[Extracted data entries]
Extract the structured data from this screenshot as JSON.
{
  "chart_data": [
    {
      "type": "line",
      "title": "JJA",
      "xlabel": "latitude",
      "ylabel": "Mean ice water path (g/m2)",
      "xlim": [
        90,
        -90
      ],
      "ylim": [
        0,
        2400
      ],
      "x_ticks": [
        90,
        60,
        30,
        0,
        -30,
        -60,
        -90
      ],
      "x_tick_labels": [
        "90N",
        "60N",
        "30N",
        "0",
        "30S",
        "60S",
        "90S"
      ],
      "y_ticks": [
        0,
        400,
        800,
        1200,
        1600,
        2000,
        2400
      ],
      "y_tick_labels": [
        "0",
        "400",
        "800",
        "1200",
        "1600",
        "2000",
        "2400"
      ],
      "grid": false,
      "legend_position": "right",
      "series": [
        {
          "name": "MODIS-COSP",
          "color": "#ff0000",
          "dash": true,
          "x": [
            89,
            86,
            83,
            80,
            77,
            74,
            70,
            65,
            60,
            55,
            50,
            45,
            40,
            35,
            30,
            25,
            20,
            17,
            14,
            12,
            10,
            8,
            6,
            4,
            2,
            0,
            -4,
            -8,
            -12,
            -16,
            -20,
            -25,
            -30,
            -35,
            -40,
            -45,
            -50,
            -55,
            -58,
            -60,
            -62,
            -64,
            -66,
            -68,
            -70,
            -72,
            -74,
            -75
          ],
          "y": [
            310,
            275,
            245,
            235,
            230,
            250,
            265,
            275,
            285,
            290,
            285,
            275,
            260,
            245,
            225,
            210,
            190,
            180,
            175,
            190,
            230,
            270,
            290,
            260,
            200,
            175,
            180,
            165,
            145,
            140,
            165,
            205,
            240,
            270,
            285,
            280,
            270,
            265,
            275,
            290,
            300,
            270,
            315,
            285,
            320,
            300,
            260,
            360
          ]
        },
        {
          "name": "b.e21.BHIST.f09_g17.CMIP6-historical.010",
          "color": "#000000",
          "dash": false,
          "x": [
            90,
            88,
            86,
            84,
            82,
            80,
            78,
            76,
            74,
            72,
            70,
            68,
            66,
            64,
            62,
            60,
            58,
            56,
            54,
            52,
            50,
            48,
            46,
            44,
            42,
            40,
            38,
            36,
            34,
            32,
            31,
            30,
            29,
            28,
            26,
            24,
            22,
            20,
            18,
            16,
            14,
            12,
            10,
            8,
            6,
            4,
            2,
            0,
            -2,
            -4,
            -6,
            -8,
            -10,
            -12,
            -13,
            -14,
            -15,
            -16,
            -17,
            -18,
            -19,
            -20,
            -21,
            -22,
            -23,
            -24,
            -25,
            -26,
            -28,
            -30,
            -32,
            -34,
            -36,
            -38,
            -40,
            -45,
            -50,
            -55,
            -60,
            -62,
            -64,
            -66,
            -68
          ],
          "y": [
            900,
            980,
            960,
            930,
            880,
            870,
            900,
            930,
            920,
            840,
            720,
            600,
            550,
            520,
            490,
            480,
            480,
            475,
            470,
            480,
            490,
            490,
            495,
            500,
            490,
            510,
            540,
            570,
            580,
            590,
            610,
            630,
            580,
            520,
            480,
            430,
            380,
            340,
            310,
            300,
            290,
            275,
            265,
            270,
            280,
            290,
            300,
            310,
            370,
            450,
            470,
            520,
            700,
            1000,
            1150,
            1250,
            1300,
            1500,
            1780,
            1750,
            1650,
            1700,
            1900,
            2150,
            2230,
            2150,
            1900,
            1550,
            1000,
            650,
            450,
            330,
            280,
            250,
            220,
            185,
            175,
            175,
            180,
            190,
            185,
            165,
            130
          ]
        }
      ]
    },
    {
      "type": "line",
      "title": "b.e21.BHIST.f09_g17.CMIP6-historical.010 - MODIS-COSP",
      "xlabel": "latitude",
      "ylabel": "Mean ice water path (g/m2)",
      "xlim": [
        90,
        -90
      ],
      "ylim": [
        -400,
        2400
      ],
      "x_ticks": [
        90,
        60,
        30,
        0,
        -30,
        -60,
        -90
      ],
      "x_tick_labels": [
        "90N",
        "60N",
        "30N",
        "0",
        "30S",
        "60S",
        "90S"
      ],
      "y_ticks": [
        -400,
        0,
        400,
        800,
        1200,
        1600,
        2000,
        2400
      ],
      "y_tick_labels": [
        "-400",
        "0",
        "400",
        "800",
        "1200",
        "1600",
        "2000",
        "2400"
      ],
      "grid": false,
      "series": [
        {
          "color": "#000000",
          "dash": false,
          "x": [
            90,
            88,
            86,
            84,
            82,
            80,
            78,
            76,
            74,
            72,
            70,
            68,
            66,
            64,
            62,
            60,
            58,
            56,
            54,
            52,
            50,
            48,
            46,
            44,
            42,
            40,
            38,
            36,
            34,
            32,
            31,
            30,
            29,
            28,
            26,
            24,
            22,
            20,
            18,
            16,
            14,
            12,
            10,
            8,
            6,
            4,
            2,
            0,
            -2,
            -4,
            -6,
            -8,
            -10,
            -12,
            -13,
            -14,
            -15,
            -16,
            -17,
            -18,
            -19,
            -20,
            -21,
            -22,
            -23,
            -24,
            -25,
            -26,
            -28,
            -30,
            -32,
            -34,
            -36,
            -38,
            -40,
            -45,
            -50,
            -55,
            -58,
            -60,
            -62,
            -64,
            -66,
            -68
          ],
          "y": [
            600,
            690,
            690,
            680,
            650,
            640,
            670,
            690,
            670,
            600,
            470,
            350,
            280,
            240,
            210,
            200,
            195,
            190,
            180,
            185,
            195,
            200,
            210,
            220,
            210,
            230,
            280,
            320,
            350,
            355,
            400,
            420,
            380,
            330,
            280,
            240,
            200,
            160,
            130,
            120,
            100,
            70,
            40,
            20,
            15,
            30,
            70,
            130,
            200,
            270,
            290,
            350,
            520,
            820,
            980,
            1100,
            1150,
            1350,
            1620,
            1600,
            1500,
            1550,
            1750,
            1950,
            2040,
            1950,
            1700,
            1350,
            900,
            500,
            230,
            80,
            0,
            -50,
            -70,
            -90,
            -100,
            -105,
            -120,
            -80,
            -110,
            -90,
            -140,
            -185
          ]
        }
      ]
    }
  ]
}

[Directions for this task] From the data, pick out every line that includes "BHIST".

[Exercise response]
          "name": "b.e21.BHIST.f09_g17.CMIP6-historical.010",
      "title": "b.e21.BHIST.f09_g17.CMIP6-historical.010 - MODIS-COSP",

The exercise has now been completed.